→ WHAT YOU SHOULD DO: Produce a word-for-word copy of the listing below without its pictures.

→ ROWS:
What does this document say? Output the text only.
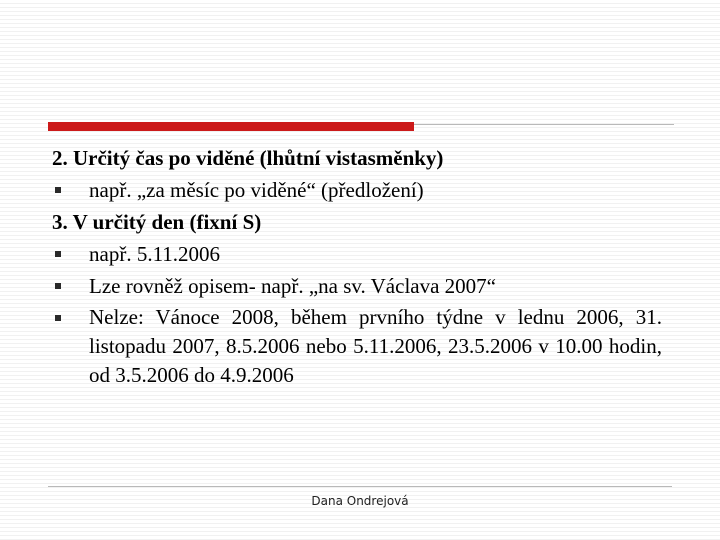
2. Určitý čas po viděné (lhůtní vistasměnky)
např. „za měsíc po viděné“ (předložení)
3. V určitý den (fixní S)
např. 5.11.2006
Lze rovněž opisem- např. „na sv. Václava 2007“
Nelze: Vánoce 2008, během prvního týdne v lednu 2006, 31. listopadu 2007, 8.5.2006 nebo 5.11.2006, 23.5.2006 v 10.00 hodin, od 3.5.2006 do 4.9.2006
Dana Ondrejová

→ OUTPUT OF THE EXERCISE:
What does this document say? Output the text only.
2. Určitý čas po viděné (lhůtní vistasměnky)
např. „za měsíc po viděné“ (předložení)
3. V určitý den (fixní S)
např. 5.11.2006
Lze rovněž opisem- např. „na sv. Václava 2007“
Nelze: Vánoce 2008, během prvního týdne v lednu 2006, 31. listopadu 2007, 8.5.2006 nebo 5.11.2006, 23.5.2006 v 10.00 hodin, od 3.5.2006 do 4.9.2006
Dana Ondrejová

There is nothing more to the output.